◆ **Exercise**
Copy each line of the records that holds the string "JSON".

------ Dataset records

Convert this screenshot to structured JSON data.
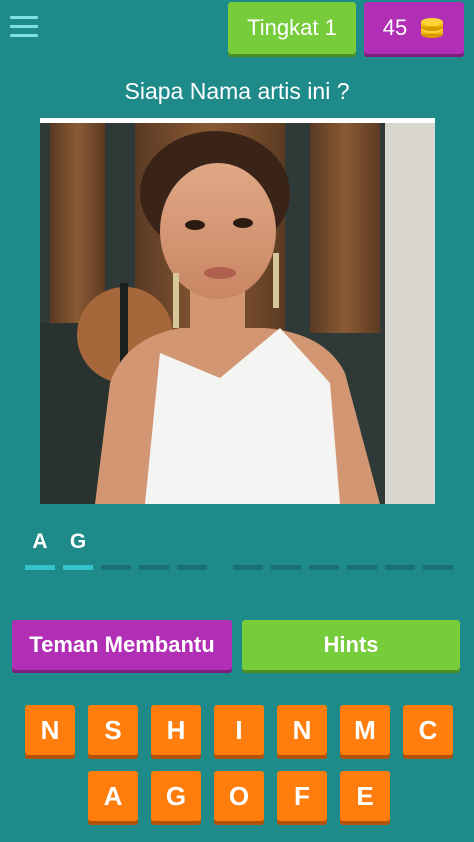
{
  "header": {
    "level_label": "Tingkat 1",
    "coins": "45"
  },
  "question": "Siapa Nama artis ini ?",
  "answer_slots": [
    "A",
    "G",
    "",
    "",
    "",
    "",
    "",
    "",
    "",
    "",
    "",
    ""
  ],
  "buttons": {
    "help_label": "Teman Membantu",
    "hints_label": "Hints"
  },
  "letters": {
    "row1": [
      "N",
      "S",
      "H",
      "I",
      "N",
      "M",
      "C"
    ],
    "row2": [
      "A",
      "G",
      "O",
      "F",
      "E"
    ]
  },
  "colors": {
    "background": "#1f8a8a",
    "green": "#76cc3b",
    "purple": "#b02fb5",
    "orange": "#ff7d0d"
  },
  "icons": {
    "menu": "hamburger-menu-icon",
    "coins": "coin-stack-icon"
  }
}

------------
------ Dataset records

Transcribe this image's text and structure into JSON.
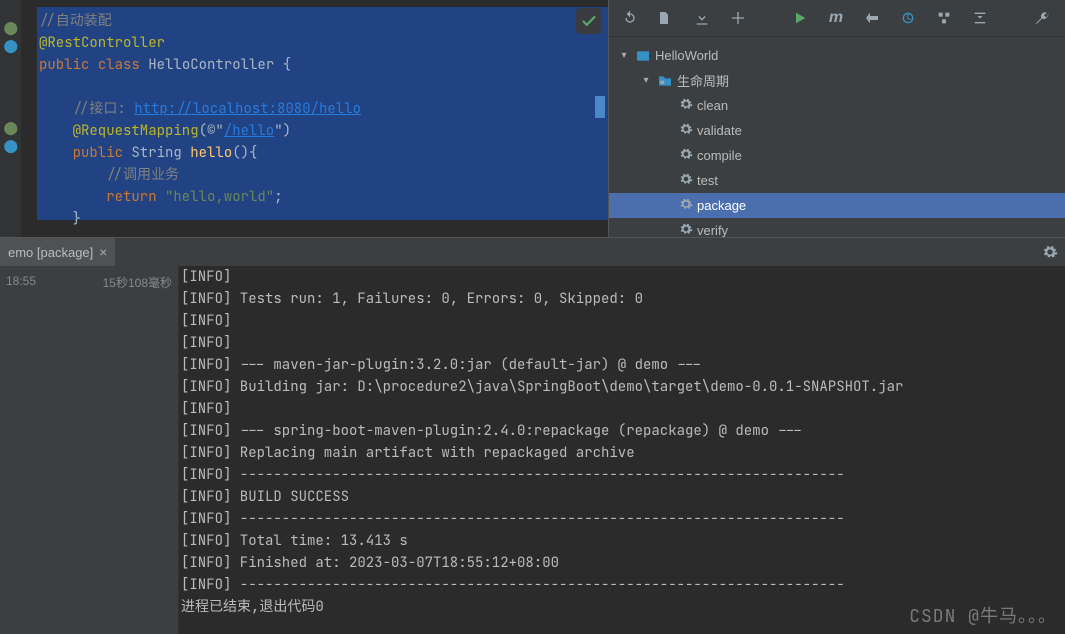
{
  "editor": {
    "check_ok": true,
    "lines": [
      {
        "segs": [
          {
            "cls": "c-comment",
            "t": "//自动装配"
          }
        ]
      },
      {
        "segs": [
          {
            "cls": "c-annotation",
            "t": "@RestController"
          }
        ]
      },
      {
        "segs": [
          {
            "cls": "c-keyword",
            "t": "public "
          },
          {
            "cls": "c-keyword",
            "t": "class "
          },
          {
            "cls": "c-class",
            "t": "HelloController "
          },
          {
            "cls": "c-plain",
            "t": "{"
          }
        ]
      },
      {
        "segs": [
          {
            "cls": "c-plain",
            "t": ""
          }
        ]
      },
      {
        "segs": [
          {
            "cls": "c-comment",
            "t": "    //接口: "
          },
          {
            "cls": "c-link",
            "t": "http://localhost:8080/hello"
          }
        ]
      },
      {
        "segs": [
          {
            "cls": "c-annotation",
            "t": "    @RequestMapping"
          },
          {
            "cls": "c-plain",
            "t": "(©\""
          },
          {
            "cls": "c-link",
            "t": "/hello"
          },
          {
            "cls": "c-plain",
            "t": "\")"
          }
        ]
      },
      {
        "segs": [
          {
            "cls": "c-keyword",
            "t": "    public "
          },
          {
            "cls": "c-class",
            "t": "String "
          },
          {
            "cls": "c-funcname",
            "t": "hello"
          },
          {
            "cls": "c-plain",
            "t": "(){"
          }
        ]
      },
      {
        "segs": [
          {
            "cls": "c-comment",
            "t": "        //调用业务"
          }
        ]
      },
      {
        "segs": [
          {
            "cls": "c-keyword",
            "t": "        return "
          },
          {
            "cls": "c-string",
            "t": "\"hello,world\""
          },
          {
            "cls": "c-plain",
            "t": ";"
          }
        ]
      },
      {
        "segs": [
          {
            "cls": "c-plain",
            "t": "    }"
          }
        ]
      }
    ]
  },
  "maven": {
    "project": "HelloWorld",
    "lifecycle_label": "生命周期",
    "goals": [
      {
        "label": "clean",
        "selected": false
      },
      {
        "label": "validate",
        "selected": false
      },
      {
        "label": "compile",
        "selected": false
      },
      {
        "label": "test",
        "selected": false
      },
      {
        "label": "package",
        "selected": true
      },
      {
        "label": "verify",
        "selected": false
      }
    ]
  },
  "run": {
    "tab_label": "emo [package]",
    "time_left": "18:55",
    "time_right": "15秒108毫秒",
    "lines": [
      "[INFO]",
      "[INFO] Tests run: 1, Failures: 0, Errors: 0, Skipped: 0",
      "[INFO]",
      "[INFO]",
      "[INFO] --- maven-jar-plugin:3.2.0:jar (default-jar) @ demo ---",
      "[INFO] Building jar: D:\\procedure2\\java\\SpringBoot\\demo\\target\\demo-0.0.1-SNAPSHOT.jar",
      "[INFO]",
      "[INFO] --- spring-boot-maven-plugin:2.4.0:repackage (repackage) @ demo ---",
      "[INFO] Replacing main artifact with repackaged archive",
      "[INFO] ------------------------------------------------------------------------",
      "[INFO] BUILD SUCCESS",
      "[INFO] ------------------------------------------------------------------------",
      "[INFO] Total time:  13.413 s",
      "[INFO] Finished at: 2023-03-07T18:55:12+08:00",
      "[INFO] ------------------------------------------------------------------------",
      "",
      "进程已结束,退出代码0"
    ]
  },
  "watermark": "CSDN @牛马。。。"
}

------------

◆ **Worked answer**
Convert this screenshot to structured JSON data.
Transcribe this image's text and structure into JSON.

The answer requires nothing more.